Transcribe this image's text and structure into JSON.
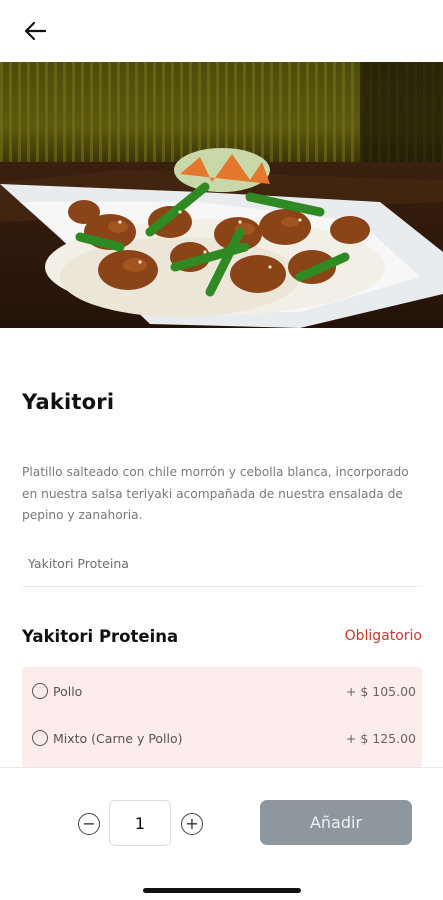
{
  "product": {
    "title": "Yakitori",
    "description": "Platillo salteado con chile morrón y cebolla blanca, incorporado en nuestra salsa teriyaki acompañada de nuestra ensalada de pepino y zanahoria.",
    "selected_summary": "Yakitori Proteina",
    "image_alt": "Yakitori dish"
  },
  "section": {
    "title": "Yakitori Proteina",
    "required_label": "Obligatorio",
    "options": [
      {
        "label": "Pollo",
        "price": "+ $ 105.00"
      },
      {
        "label": "Mixto (Carne y Pollo)",
        "price": "+ $ 125.00"
      }
    ]
  },
  "cart": {
    "quantity": "1",
    "minus_symbol": "−",
    "plus_symbol": "+",
    "add_label": "Añadir"
  },
  "icons": {
    "back": "arrow-left-icon"
  },
  "colors": {
    "required": "#c6392b",
    "option_bg": "#fdecec",
    "add_button": "#8f979e"
  }
}
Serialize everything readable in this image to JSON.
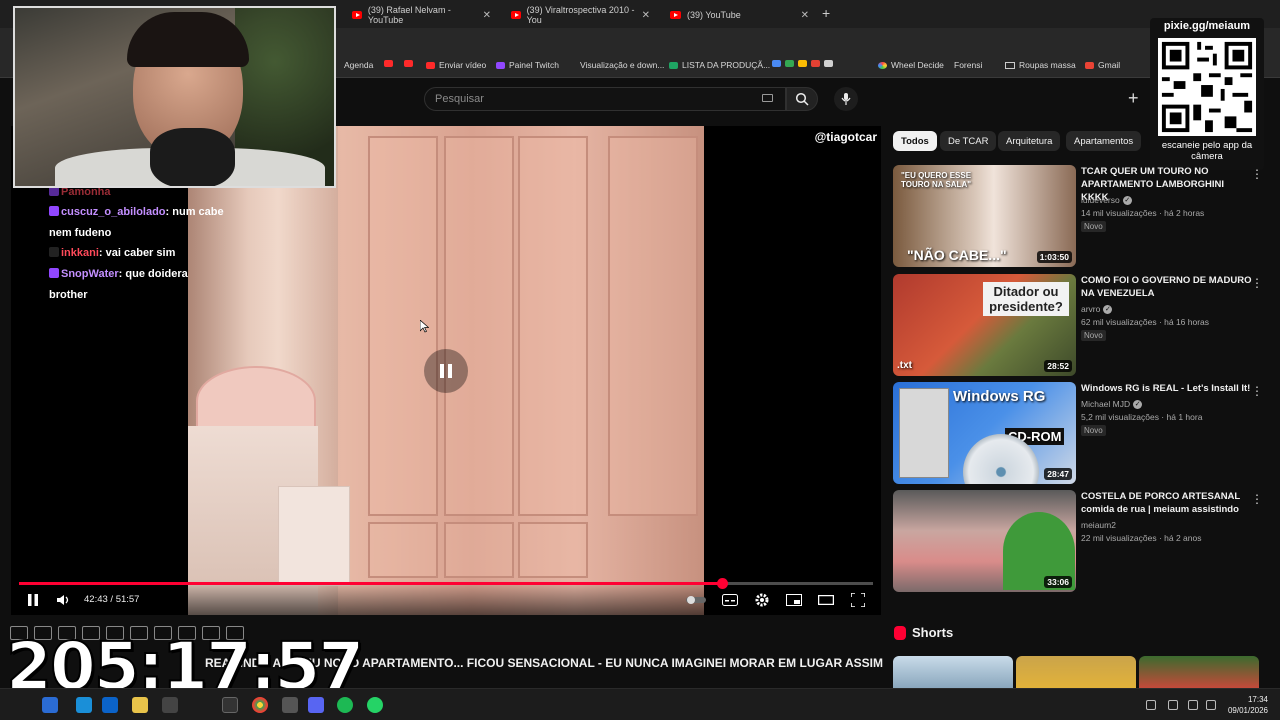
{
  "browser": {
    "tabs": [
      {
        "label": "(39) Rafael Nelvam - YouTube"
      },
      {
        "label": "(39) Viraltrospectiva 2010 - You"
      },
      {
        "label": "(39) YouTube"
      }
    ],
    "bookmarks": [
      {
        "label": "Agenda"
      },
      {
        "label": "Enviar vídeo"
      },
      {
        "label": "Painel Twitch"
      },
      {
        "label": "Visualização e down..."
      },
      {
        "label": "LISTA DA PRODUÇÃ..."
      },
      {
        "label": "Wheel Decide"
      },
      {
        "label": "Forensi"
      },
      {
        "label": "Roupas massa"
      },
      {
        "label": "Gmail"
      }
    ]
  },
  "youtube": {
    "search_placeholder": "Pesquisar",
    "chips": [
      "Todos",
      "De TCAR",
      "Arquitetura",
      "Apartamentos"
    ],
    "player": {
      "watermark": "@tiagotcar",
      "time": "42:43 / 51:57",
      "progress": 0.823
    },
    "video_title": "REAGINDO AO MEU NOVO APARTAMENTO... FICOU SENSACIONAL - EU NUNCA IMAGINEI MORAR EM LUGAR ASSIM",
    "recommendations": [
      {
        "title": "TCAR QUER UM TOURO NO APARTAMENTO LAMBORGHINI KKKK",
        "channel": "luideverso",
        "meta": "14 mil visualizações · há 2 horas",
        "badge": "Novo",
        "duration": "1:03:50",
        "thumb_text": "\"NÃO CABE...\"",
        "thumb_text2": "\"EU QUERO ESSE TOURO NA SALA\""
      },
      {
        "title": "COMO FOI O GOVERNO DE MADURO NA VENEZUELA",
        "channel": "arvro",
        "meta": "62 mil visualizações · há 16 horas",
        "badge": "Novo",
        "duration": "28:52",
        "thumb_text": "Ditador ou presidente?",
        "thumb_text2": ".txt"
      },
      {
        "title": "Windows RG is REAL - Let's Install It!",
        "channel": "Michael MJD",
        "meta": "5,2 mil visualizações · há 1 hora",
        "badge": "Novo",
        "duration": "28:47",
        "thumb_text": "Windows RG",
        "thumb_text2": "CD-ROM"
      },
      {
        "title": "COSTELA DE PORCO ARTESANAL comida de rua | meiaum assistindo",
        "channel": "meiaum2",
        "meta": "22 mil visualizações · há 2 anos",
        "badge": "",
        "duration": "33:06",
        "thumb_text": "",
        "thumb_text2": ""
      }
    ],
    "shorts_label": "Shorts"
  },
  "chat": [
    {
      "user": "Pamonha",
      "text": ""
    },
    {
      "user": "cuscuz_o_abilolado",
      "text": "num cabe"
    },
    {
      "user": "",
      "text": "nem fudeno"
    },
    {
      "user": "inkkani",
      "text": "vai caber sim"
    },
    {
      "user": "SnopWater",
      "text": "que doidera"
    },
    {
      "user": "",
      "text": "brother"
    }
  ],
  "overlay": {
    "qr_url": "pixie.gg/meiaum",
    "qr_caption": "escaneie pelo app da câmera",
    "stream_timer": "205:17:57"
  },
  "taskbar": {
    "time": "17:34",
    "date": "09/01/2026"
  },
  "colors": {
    "youtube_red": "#ff0033",
    "chat_user_purple": "#c38fff",
    "chat_user_red": "#ff4a5a",
    "background": "#0f0f0f"
  }
}
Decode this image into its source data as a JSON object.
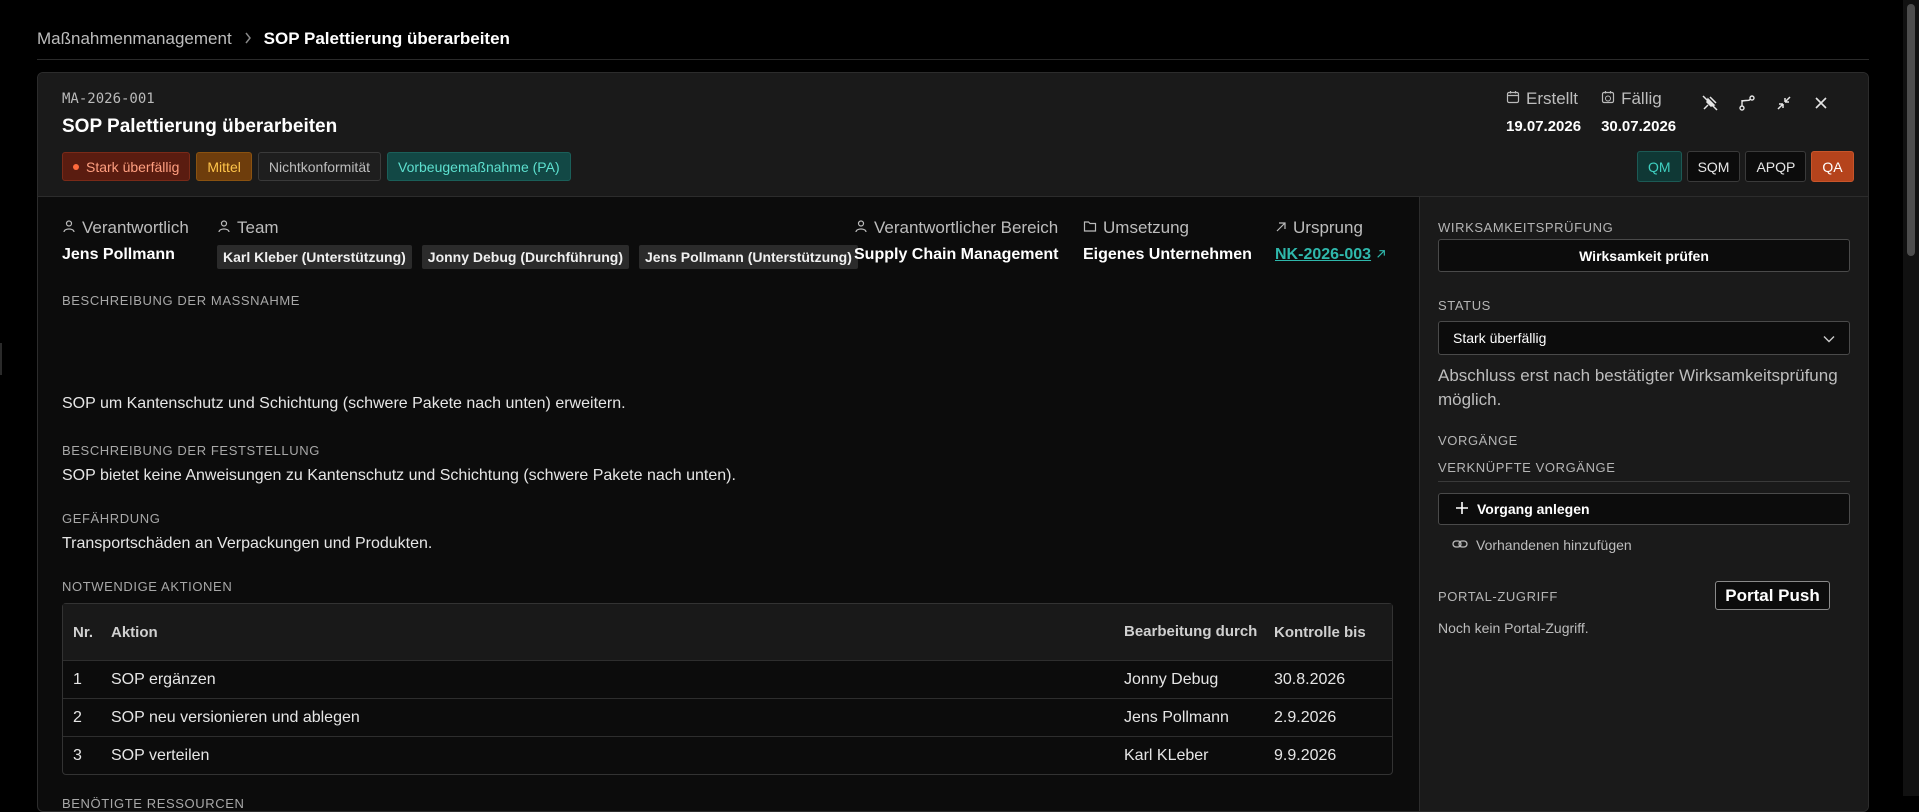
{
  "breadcrumb": {
    "parent": "Maßnahmenmanagement",
    "current": "SOP Palettierung überarbeiten"
  },
  "header": {
    "id": "MA-2026-001",
    "title": "SOP Palettierung überarbeiten",
    "badges": [
      "Stark überfällig",
      "Mittel",
      "Nichtkonformität",
      "Vorbeugemaßnahme (PA)"
    ],
    "created_label": "Erstellt",
    "created_value": "19.07.2026",
    "due_label": "Fällig",
    "due_value": "30.07.2026",
    "roles": [
      "QM",
      "SQM",
      "APQP",
      "QA"
    ],
    "icons": [
      "unpin-icon",
      "branch-icon",
      "collapse-icon",
      "close-icon"
    ]
  },
  "meta": {
    "responsible_label": "Verantwortlich",
    "responsible_value": "Jens Pollmann",
    "team_label": "Team",
    "team": [
      "Karl Kleber (Unterstützung)",
      "Jonny Debug (Durchführung)",
      "Jens Pollmann (Unterstützung)"
    ],
    "area_label": "Verantwortlicher Bereich",
    "area_value": "Supply Chain Management",
    "impl_label": "Umsetzung",
    "impl_value": "Eigenes Unternehmen",
    "origin_label": "Ursprung",
    "origin_value": "NK-2026-003"
  },
  "sections": {
    "measure_title": "BESCHREIBUNG DER MASSNAHME",
    "measure_text": "SOP um Kantenschutz und Schichtung (schwere Pakete nach unten) erweitern.",
    "finding_title": "BESCHREIBUNG DER FESTSTELLUNG",
    "finding_text": "SOP bietet keine Anweisungen zu Kantenschutz und Schichtung (schwere Pakete nach unten).",
    "hazard_title": "GEFÄHRDUNG",
    "hazard_text": "Transportschäden an Verpackungen und Produkten.",
    "actions_title": "NOTWENDIGE AKTIONEN",
    "resources_title": "BENÖTIGTE RESSOURCEN",
    "resources_text": "—"
  },
  "actions_table": {
    "headers": [
      "Nr.",
      "Aktion",
      "Bearbeitung durch",
      "Kontrolle bis"
    ],
    "rows": [
      [
        "1",
        "SOP ergänzen",
        "Jonny Debug",
        "30.8.2026"
      ],
      [
        "2",
        "SOP neu versionieren und ablegen",
        "Jens Pollmann",
        "2.9.2026"
      ],
      [
        "3",
        "SOP verteilen",
        "Karl KLeber",
        "9.9.2026"
      ]
    ]
  },
  "sidebar": {
    "effectiveness_title": "WIRKSAMKEITSPRÜFUNG",
    "effectiveness_button": "Wirksamkeit prüfen",
    "status_title": "STATUS",
    "status_value": "Stark überfällig",
    "status_hint": "Abschluss erst nach bestätigter Wirksamkeitsprüfung möglich.",
    "processes_title": "VORGÄNGE",
    "linked_title": "VERKNÜPFTE VORGÄNGE",
    "create_button": "Vorgang anlegen",
    "add_existing": "Vorhandenen hinzufügen",
    "portal_title": "PORTAL-ZUGRIFF",
    "portal_button": "Portal Push",
    "portal_text": "Noch kein Portal-Zugriff."
  }
}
* * * * * * *
* PROBLEM DESCRIPTION: Among the entries above, how many lines include "Yakitori"? State the number and nothing else.

* RESPONSE BOX: 4